Task details
Copy each line that holds "JSON".

Data for the task
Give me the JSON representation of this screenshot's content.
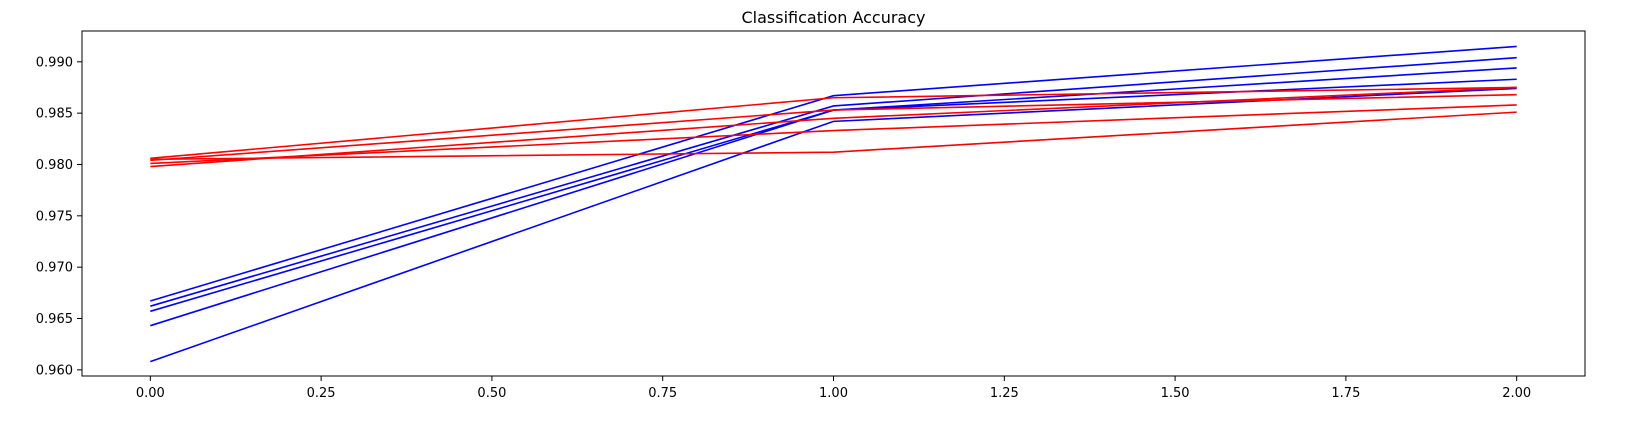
{
  "chart_data": {
    "type": "line",
    "title": "Classification Accuracy",
    "xlabel": "",
    "ylabel": "",
    "x": [
      0,
      1,
      2
    ],
    "xlim": [
      -0.1,
      2.1
    ],
    "ylim": [
      0.9594,
      0.993
    ],
    "xticks": [
      "0.00",
      "0.25",
      "0.50",
      "0.75",
      "1.00",
      "1.25",
      "1.50",
      "1.75",
      "2.00"
    ],
    "xtick_values": [
      0,
      0.25,
      0.5,
      0.75,
      1.0,
      1.25,
      1.5,
      1.75,
      2.0
    ],
    "yticks": [
      "0.960",
      "0.965",
      "0.970",
      "0.975",
      "0.980",
      "0.985",
      "0.990"
    ],
    "ytick_values": [
      0.96,
      0.965,
      0.97,
      0.975,
      0.98,
      0.985,
      0.99
    ],
    "grid": false,
    "series": [
      {
        "color": "#0000ff",
        "values": [
          0.9667,
          0.9867,
          0.9915
        ]
      },
      {
        "color": "#0000ff",
        "values": [
          0.9662,
          0.9857,
          0.9904
        ]
      },
      {
        "color": "#0000ff",
        "values": [
          0.9657,
          0.9853,
          0.9894
        ]
      },
      {
        "color": "#0000ff",
        "values": [
          0.9643,
          0.9853,
          0.9883
        ]
      },
      {
        "color": "#0000ff",
        "values": [
          0.9608,
          0.9842,
          0.9874
        ]
      },
      {
        "color": "#ff0000",
        "values": [
          0.9806,
          0.9865,
          0.9875
        ]
      },
      {
        "color": "#ff0000",
        "values": [
          0.9804,
          0.9853,
          0.9868
        ]
      },
      {
        "color": "#ff0000",
        "values": [
          0.9801,
          0.9833,
          0.9858
        ]
      },
      {
        "color": "#ff0000",
        "values": [
          0.9798,
          0.9845,
          0.9875
        ]
      },
      {
        "color": "#ff0000",
        "values": [
          0.9805,
          0.9812,
          0.9851
        ]
      }
    ]
  }
}
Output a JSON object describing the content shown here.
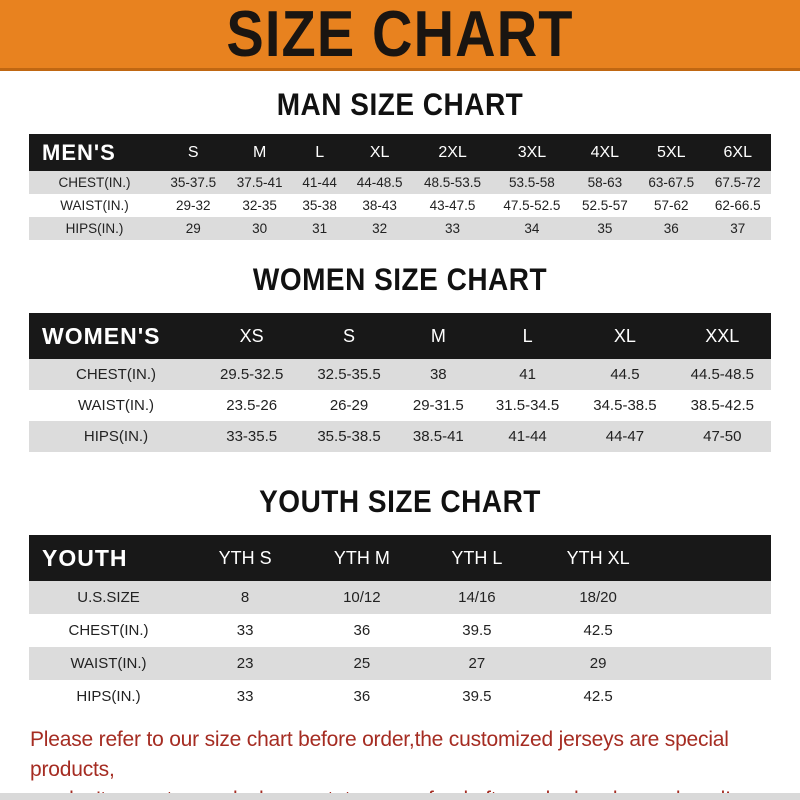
{
  "page": {
    "header_title": "SIZE CHART"
  },
  "colors": {
    "banner_orange": "#E8821F",
    "banner_border": "#C06712",
    "bar_black": "#181818",
    "row_gray": "#DCDCDC",
    "notice_red": "#A52C22"
  },
  "tables": [
    {
      "id": "men",
      "title": "MAN SIZE CHART",
      "header_label": "MEN'S",
      "columns": [
        "S",
        "M",
        "L",
        "XL",
        "2XL",
        "3XL",
        "4XL",
        "5XL",
        "6XL"
      ],
      "rows": [
        {
          "label": "CHEST(IN.)",
          "values": [
            "35-37.5",
            "37.5-41",
            "41-44",
            "44-48.5",
            "48.5-53.5",
            "53.5-58",
            "58-63",
            "63-67.5",
            "67.5-72"
          ]
        },
        {
          "label": "WAIST(IN.)",
          "values": [
            "29-32",
            "32-35",
            "35-38",
            "38-43",
            "43-47.5",
            "47.5-52.5",
            "52.5-57",
            "57-62",
            "62-66.5"
          ]
        },
        {
          "label": "HIPS(IN.)",
          "values": [
            "29",
            "30",
            "31",
            "32",
            "33",
            "34",
            "35",
            "36",
            "37"
          ]
        }
      ]
    },
    {
      "id": "women",
      "title": "WOMEN SIZE CHART",
      "header_label": "WOMEN'S",
      "columns": [
        "XS",
        "S",
        "M",
        "L",
        "XL",
        "XXL"
      ],
      "rows": [
        {
          "label": "CHEST(IN.)",
          "values": [
            "29.5-32.5",
            "32.5-35.5",
            "38",
            "41",
            "44.5",
            "44.5-48.5"
          ]
        },
        {
          "label": "WAIST(IN.)",
          "values": [
            "23.5-26",
            "26-29",
            "29-31.5",
            "31.5-34.5",
            "34.5-38.5",
            "38.5-42.5"
          ]
        },
        {
          "label": "HIPS(IN.)",
          "values": [
            "33-35.5",
            "35.5-38.5",
            "38.5-41",
            "41-44",
            "44-47",
            "47-50"
          ]
        }
      ]
    },
    {
      "id": "youth",
      "title": "YOUTH SIZE CHART",
      "header_label": "YOUTH",
      "columns": [
        "YTH S",
        "YTH M",
        "YTH L",
        "YTH XL"
      ],
      "rows": [
        {
          "label": "U.S.SIZE",
          "values": [
            "8",
            "10/12",
            "14/16",
            "18/20"
          ]
        },
        {
          "label": "CHEST(IN.)",
          "values": [
            "33",
            "36",
            "39.5",
            "42.5"
          ]
        },
        {
          "label": "WAIST(IN.)",
          "values": [
            "23",
            "25",
            "27",
            "29"
          ]
        },
        {
          "label": "HIPS(IN.)",
          "values": [
            "33",
            "36",
            "39.5",
            "42.5"
          ]
        }
      ]
    }
  ],
  "notice": {
    "line1": "Please refer to our size chart before order,the customized jerseys are special products,",
    "line2": "we don't accept cancel, change, teturn or refund after order has been placed!"
  }
}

Result of this task
Give me the JSON representation of this screenshot's content.
Output a JSON object describing the content shown here.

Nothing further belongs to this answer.